The problem
Omit the images. Copy each entry word for word.

++++++++++

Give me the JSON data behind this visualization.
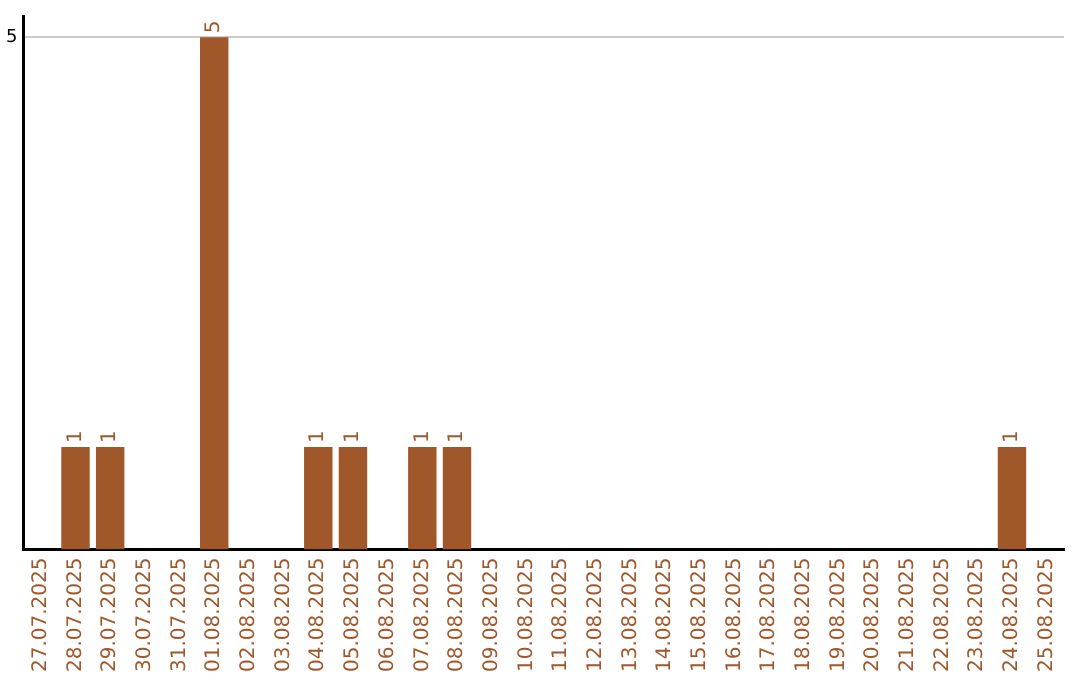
{
  "chart_data": {
    "type": "bar",
    "categories": [
      "27.07.2025",
      "28.07.2025",
      "29.07.2025",
      "30.07.2025",
      "31.07.2025",
      "01.08.2025",
      "02.08.2025",
      "03.08.2025",
      "04.08.2025",
      "05.08.2025",
      "06.08.2025",
      "07.08.2025",
      "08.08.2025",
      "09.08.2025",
      "10.08.2025",
      "11.08.2025",
      "12.08.2025",
      "13.08.2025",
      "14.08.2025",
      "15.08.2025",
      "16.08.2025",
      "17.08.2025",
      "18.08.2025",
      "19.08.2025",
      "20.08.2025",
      "21.08.2025",
      "22.08.2025",
      "23.08.2025",
      "24.08.2025",
      "25.08.2025"
    ],
    "values": [
      0,
      1,
      1,
      0,
      0,
      5,
      0,
      0,
      1,
      1,
      0,
      1,
      1,
      0,
      0,
      0,
      0,
      0,
      0,
      0,
      0,
      0,
      0,
      0,
      0,
      0,
      0,
      0,
      1,
      0
    ],
    "value_labels": [
      null,
      "1",
      "1",
      null,
      null,
      "5",
      null,
      null,
      "1",
      "1",
      null,
      "1",
      "1",
      null,
      null,
      null,
      null,
      null,
      null,
      null,
      null,
      null,
      null,
      null,
      null,
      null,
      null,
      null,
      "1",
      null
    ],
    "color": "#a0572a",
    "ylim": [
      0,
      5.2
    ],
    "yticks": [
      5
    ],
    "grid": "y",
    "legend": false
  }
}
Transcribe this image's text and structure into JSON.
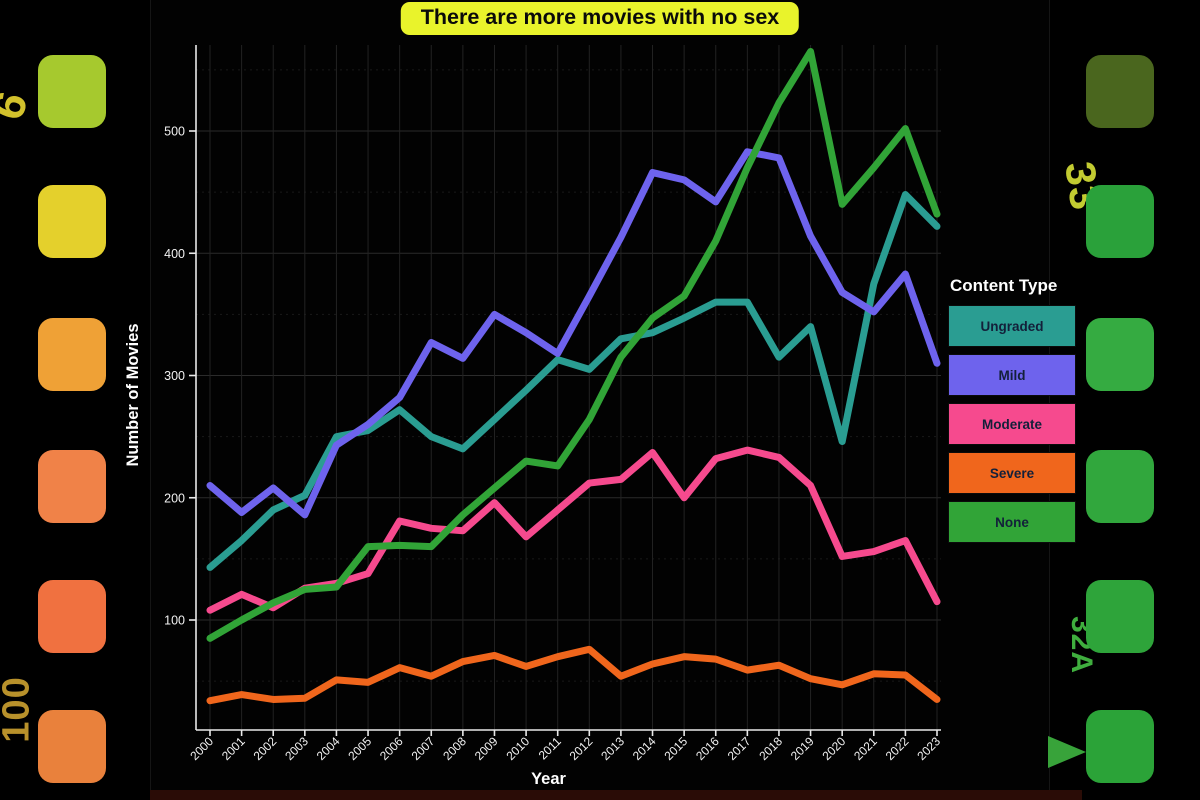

++++++++++

Written reply
Give me the JSON data behind this visualization.
{
  "chart_data": {
    "type": "bar",
    "categories": [
      "27.07.2025",
      "28.07.2025",
      "29.07.2025",
      "30.07.2025",
      "31.07.2025",
      "01.08.2025",
      "02.08.2025",
      "03.08.2025",
      "04.08.2025",
      "05.08.2025",
      "06.08.2025",
      "07.08.2025",
      "08.08.2025",
      "09.08.2025",
      "10.08.2025",
      "11.08.2025",
      "12.08.2025",
      "13.08.2025",
      "14.08.2025",
      "15.08.2025",
      "16.08.2025",
      "17.08.2025",
      "18.08.2025",
      "19.08.2025",
      "20.08.2025",
      "21.08.2025",
      "22.08.2025",
      "23.08.2025",
      "24.08.2025",
      "25.08.2025"
    ],
    "values": [
      0,
      1,
      1,
      0,
      0,
      5,
      0,
      0,
      1,
      1,
      0,
      1,
      1,
      0,
      0,
      0,
      0,
      0,
      0,
      0,
      0,
      0,
      0,
      0,
      0,
      0,
      0,
      0,
      1,
      0
    ],
    "value_labels": [
      null,
      "1",
      "1",
      null,
      null,
      "5",
      null,
      null,
      "1",
      "1",
      null,
      "1",
      "1",
      null,
      null,
      null,
      null,
      null,
      null,
      null,
      null,
      null,
      null,
      null,
      null,
      null,
      null,
      null,
      "1",
      null
    ],
    "color": "#a0572a",
    "ylim": [
      0,
      5.2
    ],
    "yticks": [
      5
    ],
    "grid": "y",
    "legend": false
  }
}
Transcribe this image's text and structure into JSON.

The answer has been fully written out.